■ WHAT IS BEING ASKED
Below are records; work out how many of their lines hold the string "Density" and give that number alone.

■ RECORDS FOR PROCESSING
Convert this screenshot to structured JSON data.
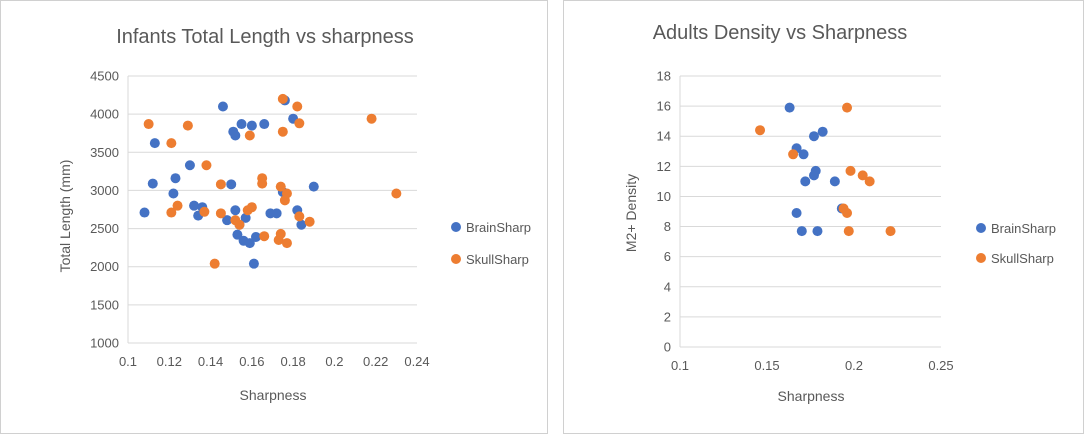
{
  "colors": {
    "BrainSharp": "#4472C4",
    "SkullSharp": "#ED7D31"
  },
  "chart_data": [
    {
      "type": "scatter",
      "title": "Infants Total Length vs  sharpness",
      "xlabel": "Sharpness",
      "ylabel": "Total Length (mm)",
      "xlim": [
        0.1,
        0.24
      ],
      "ylim": [
        1000,
        4500
      ],
      "xticks": [
        "0.1",
        "0.12",
        "0.14",
        "0.16",
        "0.18",
        "0.2",
        "0.22",
        "0.24"
      ],
      "yticks": [
        "1000",
        "1500",
        "2000",
        "2500",
        "3000",
        "3500",
        "4000",
        "4500"
      ],
      "grid": "horizontal",
      "legend": "right",
      "series": [
        {
          "name": "BrainSharp",
          "points": [
            [
              0.108,
              2710
            ],
            [
              0.112,
              3090
            ],
            [
              0.113,
              3620
            ],
            [
              0.122,
              2960
            ],
            [
              0.123,
              3160
            ],
            [
              0.13,
              3330
            ],
            [
              0.132,
              2800
            ],
            [
              0.134,
              2670
            ],
            [
              0.136,
              2780
            ],
            [
              0.146,
              4100
            ],
            [
              0.148,
              2610
            ],
            [
              0.15,
              3080
            ],
            [
              0.151,
              3770
            ],
            [
              0.152,
              3720
            ],
            [
              0.152,
              2740
            ],
            [
              0.153,
              2420
            ],
            [
              0.154,
              2550
            ],
            [
              0.155,
              3870
            ],
            [
              0.156,
              2340
            ],
            [
              0.157,
              2640
            ],
            [
              0.159,
              2310
            ],
            [
              0.16,
              3850
            ],
            [
              0.161,
              2040
            ],
            [
              0.162,
              2390
            ],
            [
              0.166,
              3870
            ],
            [
              0.169,
              2700
            ],
            [
              0.172,
              2700
            ],
            [
              0.175,
              2980
            ],
            [
              0.176,
              4180
            ],
            [
              0.18,
              3940
            ],
            [
              0.182,
              2740
            ],
            [
              0.184,
              2550
            ],
            [
              0.19,
              3050
            ]
          ]
        },
        {
          "name": "SkullSharp",
          "points": [
            [
              0.11,
              3870
            ],
            [
              0.121,
              3620
            ],
            [
              0.121,
              2710
            ],
            [
              0.124,
              2800
            ],
            [
              0.129,
              3850
            ],
            [
              0.137,
              2720
            ],
            [
              0.138,
              3330
            ],
            [
              0.142,
              2040
            ],
            [
              0.145,
              3080
            ],
            [
              0.145,
              2700
            ],
            [
              0.152,
              2610
            ],
            [
              0.154,
              2550
            ],
            [
              0.158,
              2740
            ],
            [
              0.159,
              3720
            ],
            [
              0.16,
              2780
            ],
            [
              0.165,
              3160
            ],
            [
              0.165,
              3090
            ],
            [
              0.166,
              2400
            ],
            [
              0.173,
              2350
            ],
            [
              0.174,
              3050
            ],
            [
              0.174,
              2430
            ],
            [
              0.175,
              3770
            ],
            [
              0.175,
              4200
            ],
            [
              0.176,
              2870
            ],
            [
              0.177,
              2960
            ],
            [
              0.177,
              2310
            ],
            [
              0.182,
              4100
            ],
            [
              0.183,
              3880
            ],
            [
              0.183,
              2660
            ],
            [
              0.188,
              2590
            ],
            [
              0.218,
              3940
            ],
            [
              0.23,
              2960
            ]
          ]
        }
      ]
    },
    {
      "type": "scatter",
      "title": "Adults Density vs  Sharpness",
      "xlabel": "Sharpness",
      "ylabel": "M2+ Density",
      "xlim": [
        0.1,
        0.25
      ],
      "ylim": [
        0,
        18
      ],
      "xticks": [
        "0.1",
        "0.15",
        "0.2",
        "0.25"
      ],
      "yticks": [
        "0",
        "2",
        "4",
        "6",
        "8",
        "10",
        "12",
        "14",
        "16",
        "18"
      ],
      "grid": "horizontal",
      "legend": "right",
      "series": [
        {
          "name": "BrainSharp",
          "points": [
            [
              0.163,
              15.9
            ],
            [
              0.167,
              13.2
            ],
            [
              0.167,
              8.9
            ],
            [
              0.17,
              7.7
            ],
            [
              0.171,
              12.8
            ],
            [
              0.172,
              11.0
            ],
            [
              0.177,
              11.4
            ],
            [
              0.177,
              14.0
            ],
            [
              0.178,
              11.7
            ],
            [
              0.179,
              7.7
            ],
            [
              0.182,
              14.3
            ],
            [
              0.189,
              11.0
            ],
            [
              0.193,
              9.2
            ]
          ]
        },
        {
          "name": "SkullSharp",
          "points": [
            [
              0.146,
              14.4
            ],
            [
              0.165,
              12.8
            ],
            [
              0.194,
              9.2
            ],
            [
              0.196,
              8.9
            ],
            [
              0.196,
              15.9
            ],
            [
              0.197,
              7.7
            ],
            [
              0.198,
              11.7
            ],
            [
              0.205,
              11.4
            ],
            [
              0.209,
              11.0
            ],
            [
              0.221,
              7.7
            ]
          ]
        }
      ]
    }
  ]
}
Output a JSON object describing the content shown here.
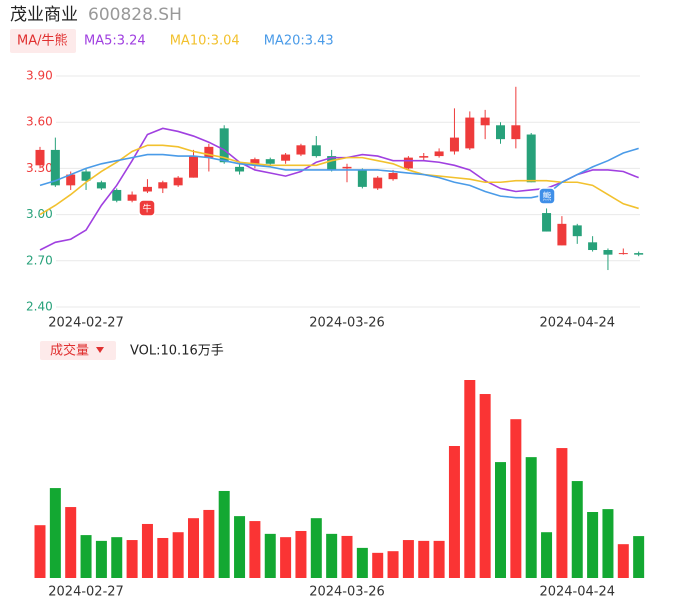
{
  "header": {
    "title": "茂业商业",
    "code": "600828.SH",
    "tag": "MA/牛熊",
    "volume_tag": "成交量",
    "signals": [
      "牛",
      "熊"
    ]
  },
  "chart_data": [
    {
      "type": "candlestick",
      "categories": [
        null,
        null,
        null,
        "2024-02-27",
        null,
        null,
        null,
        null,
        null,
        null,
        null,
        null,
        null,
        null,
        null,
        null,
        null,
        null,
        null,
        null,
        "2024-03-26",
        null,
        null,
        null,
        null,
        null,
        null,
        null,
        null,
        null,
        null,
        null,
        null,
        null,
        null,
        "2024-04-24",
        null,
        null,
        null,
        null
      ],
      "open": [
        3.32,
        3.42,
        3.19,
        3.28,
        3.21,
        3.16,
        3.09,
        3.15,
        3.17,
        3.19,
        3.24,
        3.37,
        3.56,
        3.31,
        3.32,
        3.36,
        3.35,
        3.39,
        3.45,
        3.38,
        3.3,
        3.29,
        3.17,
        3.23,
        3.3,
        3.37,
        3.38,
        3.41,
        3.43,
        3.58,
        3.58,
        3.49,
        3.52,
        3.01,
        2.8,
        2.93,
        2.82,
        2.77,
        2.75,
        2.75
      ],
      "high": [
        3.44,
        3.5,
        3.28,
        3.3,
        3.22,
        3.17,
        3.15,
        3.23,
        3.22,
        3.25,
        3.42,
        3.46,
        3.58,
        3.33,
        3.37,
        3.37,
        3.4,
        3.46,
        3.51,
        3.42,
        3.33,
        3.3,
        3.25,
        3.29,
        3.38,
        3.4,
        3.43,
        3.69,
        3.67,
        3.68,
        3.6,
        3.83,
        3.53,
        3.04,
        2.99,
        2.94,
        2.86,
        2.78,
        2.78,
        2.76
      ],
      "low": [
        3.3,
        3.18,
        3.16,
        3.16,
        3.16,
        3.08,
        3.08,
        3.14,
        3.14,
        3.18,
        3.24,
        3.28,
        3.33,
        3.26,
        3.3,
        3.31,
        3.33,
        3.38,
        3.37,
        3.28,
        3.21,
        3.17,
        3.16,
        3.22,
        3.29,
        3.35,
        3.37,
        3.39,
        3.42,
        3.49,
        3.46,
        3.43,
        3.21,
        2.89,
        2.8,
        2.81,
        2.76,
        2.64,
        2.74,
        2.73
      ],
      "close": [
        3.42,
        3.19,
        3.26,
        3.22,
        3.17,
        3.09,
        3.13,
        3.18,
        3.21,
        3.24,
        3.38,
        3.44,
        3.34,
        3.28,
        3.36,
        3.33,
        3.39,
        3.45,
        3.38,
        3.29,
        3.31,
        3.18,
        3.24,
        3.27,
        3.37,
        3.38,
        3.41,
        3.5,
        3.63,
        3.63,
        3.49,
        3.58,
        3.21,
        2.89,
        2.94,
        2.86,
        2.77,
        2.74,
        2.75,
        2.74
      ],
      "up_color": "#ee3b3b",
      "down_color": "#27a17a",
      "series": [
        {
          "name": "MA5:3.24",
          "color": "#a040e0",
          "values": [
            2.77,
            2.82,
            2.84,
            2.9,
            3.06,
            3.19,
            3.35,
            3.52,
            3.56,
            3.54,
            3.51,
            3.47,
            3.42,
            3.34,
            3.29,
            3.27,
            3.25,
            3.28,
            3.34,
            3.37,
            3.37,
            3.39,
            3.38,
            3.35,
            3.35,
            3.35,
            3.34,
            3.32,
            3.29,
            3.22,
            3.17,
            3.15,
            3.16,
            3.17,
            3.21,
            3.26,
            3.29,
            3.29,
            3.28,
            3.24
          ]
        },
        {
          "name": "MA10:3.04",
          "color": "#f2c12e",
          "values": [
            3.0,
            3.06,
            3.13,
            3.21,
            3.28,
            3.34,
            3.41,
            3.45,
            3.45,
            3.44,
            3.41,
            3.39,
            3.37,
            3.34,
            3.33,
            3.32,
            3.32,
            3.32,
            3.32,
            3.35,
            3.37,
            3.37,
            3.35,
            3.33,
            3.29,
            3.26,
            3.25,
            3.24,
            3.23,
            3.21,
            3.21,
            3.22,
            3.22,
            3.22,
            3.21,
            3.21,
            3.19,
            3.13,
            3.07,
            3.04
          ]
        },
        {
          "name": "MA20:3.43",
          "color": "#4a9be8",
          "values": [
            3.19,
            3.22,
            3.26,
            3.3,
            3.33,
            3.35,
            3.37,
            3.39,
            3.39,
            3.38,
            3.38,
            3.37,
            3.35,
            3.33,
            3.32,
            3.31,
            3.29,
            3.29,
            3.29,
            3.29,
            3.29,
            3.29,
            3.29,
            3.28,
            3.27,
            3.26,
            3.24,
            3.21,
            3.19,
            3.15,
            3.12,
            3.11,
            3.11,
            3.13,
            3.21,
            3.26,
            3.31,
            3.35,
            3.4,
            3.43
          ]
        }
      ],
      "ylim": [
        2.4,
        3.9
      ],
      "yticks": [
        {
          "value": 3.9,
          "label": "3.90"
        },
        {
          "value": 3.6,
          "label": "3.60"
        },
        {
          "value": 3.3,
          "label": "3.30"
        },
        {
          "value": 3.0,
          "label": "3.00"
        },
        {
          "value": 2.7,
          "label": "2.70"
        },
        {
          "value": 2.4,
          "label": "2.40"
        }
      ],
      "ytick_colors": [
        "#ee3b3b",
        "#ee3b3b",
        "#ee3b3b",
        "#27a17a",
        "#27a17a",
        "#27a17a"
      ],
      "grid": true
    },
    {
      "type": "bar",
      "label": "VOL:10.16万手",
      "categories": [
        null,
        null,
        null,
        "2024-02-27",
        null,
        null,
        null,
        null,
        null,
        null,
        null,
        null,
        null,
        null,
        null,
        null,
        null,
        null,
        null,
        null,
        "2024-03-26",
        null,
        null,
        null,
        null,
        null,
        null,
        null,
        null,
        null,
        null,
        null,
        null,
        null,
        null,
        "2024-04-24",
        null,
        null,
        null,
        null
      ],
      "values": [
        12.8,
        21.8,
        17.2,
        10.4,
        9.0,
        9.9,
        9.2,
        13.1,
        9.7,
        11.1,
        14.5,
        16.5,
        21.1,
        15.0,
        13.8,
        10.7,
        9.9,
        11.4,
        14.5,
        10.7,
        10.2,
        7.3,
        6.1,
        6.5,
        9.2,
        9.0,
        9.0,
        32.0,
        48.0,
        44.6,
        28.1,
        38.5,
        29.3,
        11.1,
        31.5,
        23.5,
        16.0,
        16.7,
        8.2,
        10.16
      ],
      "up_color": "#fa3434",
      "down_color": "#13a832"
    }
  ]
}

■ EXERCISE OUTPUT
2